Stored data

-=-=-=-=-

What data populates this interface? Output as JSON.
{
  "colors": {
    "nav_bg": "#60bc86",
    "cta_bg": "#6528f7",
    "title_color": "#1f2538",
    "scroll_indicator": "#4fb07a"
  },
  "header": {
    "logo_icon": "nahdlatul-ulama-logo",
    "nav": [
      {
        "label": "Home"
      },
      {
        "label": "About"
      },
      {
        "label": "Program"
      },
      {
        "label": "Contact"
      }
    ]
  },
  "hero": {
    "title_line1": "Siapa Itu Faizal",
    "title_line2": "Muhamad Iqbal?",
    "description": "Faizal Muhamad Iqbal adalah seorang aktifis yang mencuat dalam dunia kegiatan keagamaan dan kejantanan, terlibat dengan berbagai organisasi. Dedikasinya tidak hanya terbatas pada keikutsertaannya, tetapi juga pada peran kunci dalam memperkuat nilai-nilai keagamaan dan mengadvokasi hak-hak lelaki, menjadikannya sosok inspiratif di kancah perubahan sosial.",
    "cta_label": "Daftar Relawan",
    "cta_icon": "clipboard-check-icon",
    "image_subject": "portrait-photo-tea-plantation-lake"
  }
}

-=-=-=-=-

Problem description:
Extract all of the data exactly as written.

Result:
What data populates this interface? Output as JSON.
{
  "colors": {
    "nav_bg": "#60bc86",
    "cta_bg": "#6528f7",
    "title_color": "#1f2538",
    "scroll_indicator": "#4fb07a"
  },
  "header": {
    "logo_icon": "nahdlatul-ulama-logo",
    "nav": [
      {
        "label": "Home"
      },
      {
        "label": "About"
      },
      {
        "label": "Program"
      },
      {
        "label": "Contact"
      }
    ]
  },
  "hero": {
    "title_line1": "Siapa Itu Faizal",
    "title_line2": "Muhamad Iqbal?",
    "description": "Faizal Muhamad Iqbal adalah seorang aktifis yang mencuat dalam dunia kegiatan keagamaan dan kejantanan, terlibat dengan berbagai organisasi. Dedikasinya tidak hanya terbatas pada keikutsertaannya, tetapi juga pada peran kunci dalam memperkuat nilai-nilai keagamaan dan mengadvokasi hak-hak lelaki, menjadikannya sosok inspiratif di kancah perubahan sosial.",
    "cta_label": "Daftar Relawan",
    "cta_icon": "clipboard-check-icon",
    "image_subject": "portrait-photo-tea-plantation-lake"
  }
}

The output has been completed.